CloudWatch Agentでメトリクスを収集できずハマった話
目次
はじめに
はじめまして。スカイアーチHRソリューションズの肱黒です。初投稿です。
株式会社ギークフィードのアドベントカレンダーに参加させていただきました!
この記事はギークフィード Advent Calendar 2023の4日目の記事です!
本記事では、CloudWatchのカスタムメトリクスの検証を行っていた際にハマった話を書きます。
発生した事象
やりたかったことは、上記の構成のようにパブリックサブネットに構築したEC2からCloudWatchのメトリクスを送信することでした。しかし、なかなかCloudWatchのコンソール画面にメトリクスが表示されず、CloudWatchエージェントのログを確認したところ、エラーが出力されていました。
$ tail -f /var/log/amazon/amazon-cloudwatch-agent/amazon-cloudwatch-agent.log 2023-12-03T15:11:25Z E! cloudwatch: WriteToCloudWatch failure, err: RequestError: send request failed caused by: Post "https://monitoring.ap-northeast-1.amazonaws.com/": dial tcp 10.0.3.69:443: i/o timeout 2023-12-03T15:12:24Z E! cloudwatch: code: RequestError, message: send request failed, original error: Post "https://monitoring.ap-northeast-1.amazonaws.com/": dial tcp 10.0.3.69:443: i/o timeout
ログの内容から10.0.3.69にhttpsで疎通できず、タイムアウトしていることがわかったのですが、パブリックのサービスエンドポイントと通信するはずなのに、なぜプライベートサブネット範囲のアドレスが出てくるのか理解出来ませんでした。
その後、手当たり次第に設定変更を行い、VPCエンドポイントを再作成したところ、メトリクスがCloudWatchのコンソール画面に表示されました。
原因
前日に検証用として作成していたVPCエンドポイントが残っていて、それにアタッチしていたセキュリティグループに対象EC2からのアクセス許可がなかったことが原因でした。
当初はRoute53 Resolver(旧Amazon Provided DNS)へエンドポイントの名前解決を行い、グローバルIPが返ってくるような認識でしたが誤りでした。
公式ドキュメントによると名前空間が重複するパブリックホストゾーンとプライベートホストゾーンがある場合、プライベートホストゾーンの名前が一致するかどうかを評価し、一致しなかったときにリクエストをパブリックDNSリゾルバーに転送するそうです。

* **指示 1**
CloudWatch Agentの記事によると、メトリクスが表示されなかった原因は何か。
* **指示 2**
CloudWatch Agentでハマった話の本文を、最後の文の次から書き継げ。

* **記録一覧**
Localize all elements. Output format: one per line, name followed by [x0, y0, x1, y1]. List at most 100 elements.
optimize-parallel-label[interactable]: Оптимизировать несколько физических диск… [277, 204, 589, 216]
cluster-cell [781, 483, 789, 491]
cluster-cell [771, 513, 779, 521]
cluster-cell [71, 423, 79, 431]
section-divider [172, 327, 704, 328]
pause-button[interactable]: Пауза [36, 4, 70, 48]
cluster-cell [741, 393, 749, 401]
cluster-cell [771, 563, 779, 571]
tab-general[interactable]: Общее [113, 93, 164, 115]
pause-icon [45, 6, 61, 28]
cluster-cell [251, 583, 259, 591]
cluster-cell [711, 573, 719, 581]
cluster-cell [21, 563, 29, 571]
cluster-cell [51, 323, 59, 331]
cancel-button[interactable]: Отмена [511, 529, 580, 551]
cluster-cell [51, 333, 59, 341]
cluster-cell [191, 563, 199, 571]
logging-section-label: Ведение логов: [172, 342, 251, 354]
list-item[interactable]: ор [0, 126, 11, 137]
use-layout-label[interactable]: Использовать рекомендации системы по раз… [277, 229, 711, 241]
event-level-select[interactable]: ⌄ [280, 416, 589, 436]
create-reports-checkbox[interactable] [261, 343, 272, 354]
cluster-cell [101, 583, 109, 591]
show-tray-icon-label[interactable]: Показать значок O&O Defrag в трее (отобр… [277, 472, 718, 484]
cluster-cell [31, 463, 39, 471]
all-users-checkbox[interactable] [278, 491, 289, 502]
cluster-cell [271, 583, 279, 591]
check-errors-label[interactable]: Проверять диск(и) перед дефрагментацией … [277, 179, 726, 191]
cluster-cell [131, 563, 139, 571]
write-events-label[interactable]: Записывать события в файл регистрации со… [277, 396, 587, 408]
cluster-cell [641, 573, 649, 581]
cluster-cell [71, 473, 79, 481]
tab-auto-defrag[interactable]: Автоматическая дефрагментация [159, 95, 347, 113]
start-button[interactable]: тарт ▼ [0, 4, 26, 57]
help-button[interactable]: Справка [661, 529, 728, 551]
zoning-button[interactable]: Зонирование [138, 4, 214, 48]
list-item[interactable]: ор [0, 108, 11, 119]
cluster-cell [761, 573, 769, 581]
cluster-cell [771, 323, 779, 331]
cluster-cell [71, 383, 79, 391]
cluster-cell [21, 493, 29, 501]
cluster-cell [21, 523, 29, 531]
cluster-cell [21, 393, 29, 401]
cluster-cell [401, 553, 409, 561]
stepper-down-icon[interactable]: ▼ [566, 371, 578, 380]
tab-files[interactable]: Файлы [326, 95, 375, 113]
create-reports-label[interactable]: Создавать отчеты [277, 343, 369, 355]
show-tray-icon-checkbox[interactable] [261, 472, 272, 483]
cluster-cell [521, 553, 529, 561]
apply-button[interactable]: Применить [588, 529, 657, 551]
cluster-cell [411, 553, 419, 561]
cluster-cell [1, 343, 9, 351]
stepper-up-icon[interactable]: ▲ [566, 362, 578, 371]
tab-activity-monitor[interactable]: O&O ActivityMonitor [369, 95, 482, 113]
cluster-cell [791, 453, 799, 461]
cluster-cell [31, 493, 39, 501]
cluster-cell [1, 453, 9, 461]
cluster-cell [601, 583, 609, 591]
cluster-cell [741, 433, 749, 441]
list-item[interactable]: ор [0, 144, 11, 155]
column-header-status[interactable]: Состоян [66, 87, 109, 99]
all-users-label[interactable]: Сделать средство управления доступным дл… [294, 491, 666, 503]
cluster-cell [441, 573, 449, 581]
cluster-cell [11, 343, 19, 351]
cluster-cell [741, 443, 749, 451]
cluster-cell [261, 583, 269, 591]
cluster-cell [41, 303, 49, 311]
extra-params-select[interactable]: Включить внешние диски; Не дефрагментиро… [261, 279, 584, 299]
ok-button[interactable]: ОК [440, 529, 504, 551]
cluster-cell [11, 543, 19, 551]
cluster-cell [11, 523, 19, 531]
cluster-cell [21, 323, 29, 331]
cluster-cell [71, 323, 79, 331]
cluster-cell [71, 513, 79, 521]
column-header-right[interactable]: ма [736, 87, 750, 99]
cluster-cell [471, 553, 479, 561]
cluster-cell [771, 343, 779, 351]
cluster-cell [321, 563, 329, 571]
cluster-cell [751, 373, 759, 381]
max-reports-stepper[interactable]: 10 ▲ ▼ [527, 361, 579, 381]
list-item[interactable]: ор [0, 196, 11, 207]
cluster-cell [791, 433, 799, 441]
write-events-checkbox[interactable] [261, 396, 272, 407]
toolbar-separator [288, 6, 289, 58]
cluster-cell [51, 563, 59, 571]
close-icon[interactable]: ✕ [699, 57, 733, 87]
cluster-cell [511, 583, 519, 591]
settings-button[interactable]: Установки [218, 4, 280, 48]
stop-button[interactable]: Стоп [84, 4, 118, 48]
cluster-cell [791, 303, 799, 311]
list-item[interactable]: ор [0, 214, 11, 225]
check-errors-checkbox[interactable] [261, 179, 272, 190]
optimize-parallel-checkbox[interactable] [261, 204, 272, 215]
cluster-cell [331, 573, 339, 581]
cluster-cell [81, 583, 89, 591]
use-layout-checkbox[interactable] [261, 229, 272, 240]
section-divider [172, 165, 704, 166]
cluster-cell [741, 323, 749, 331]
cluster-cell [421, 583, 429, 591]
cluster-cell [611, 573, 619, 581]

* **解答欄 1**
前日に検証用として作成したVPCエンドポイントが残っていて、それにアタッチしていたセキュリティグループに対象EC2からのアクセス許可がなかったこと。

* **解答欄 2**
まとめると、当時の環境はパブリックホストゾーンとプライベートホストゾーンで「monitoring.ap-northeast-1.amazonaws.com」の名前空間が重複した状態になっており、EC2からのDNS問い合わせはRoute53 ResolverでENIのIPに解決されたが、EC2からの通信はSGで許可されていなかったためエンドポイントと疎通できない状況だったようです。
余談
記事を書くにあたって当時の状況を再現しました。そこで色々と調べたのですが、VPC Endpointをサブネットに関連付けなかったために通信ができないというハマりポイントもあるようでした。実際に試してみると下記のエラーが出力されていました。
$ tail -f /var/log/amazon/amazon-cloudwatch-agent/amazon-cloudwatch-agent.log 2023-12-03T17:47:24Z E! cloudwatch: code: RequestError, message: send request failed, original error: Post "https://monitoring.ap-northeast-1.amazonaws.com/": dial tcp: lookup monitoring.ap-northeast-1.amazonaws.com on 10.0.0.2:53: no such host
10.0.0.2のIPアドレスはVPC内のRoute53 Resolverのアドレスなので、プライベートホストゾーンで名前解決しようとするもENIがないため具体的なIPに解決できない状況のようです。
また、マネジメントコンソール上でもVPCエンドポイントとサブネットの関連付けを外した後にENIが削除されていることを確認できました。
おわりに
今回の件はCloudWatchに限った話ではなく、VPC Endpoint全般で発生する話みたいです。あらためて、NW周りは曖昧な理解でいると危険だなと感じました。Route53まわりはこちらのBlackBeltなどで理解を深めておきたいと思います!
今月はAmazon Connect関連でも記事を書く予定です!
この記事が少しでも参考になれば幸いです。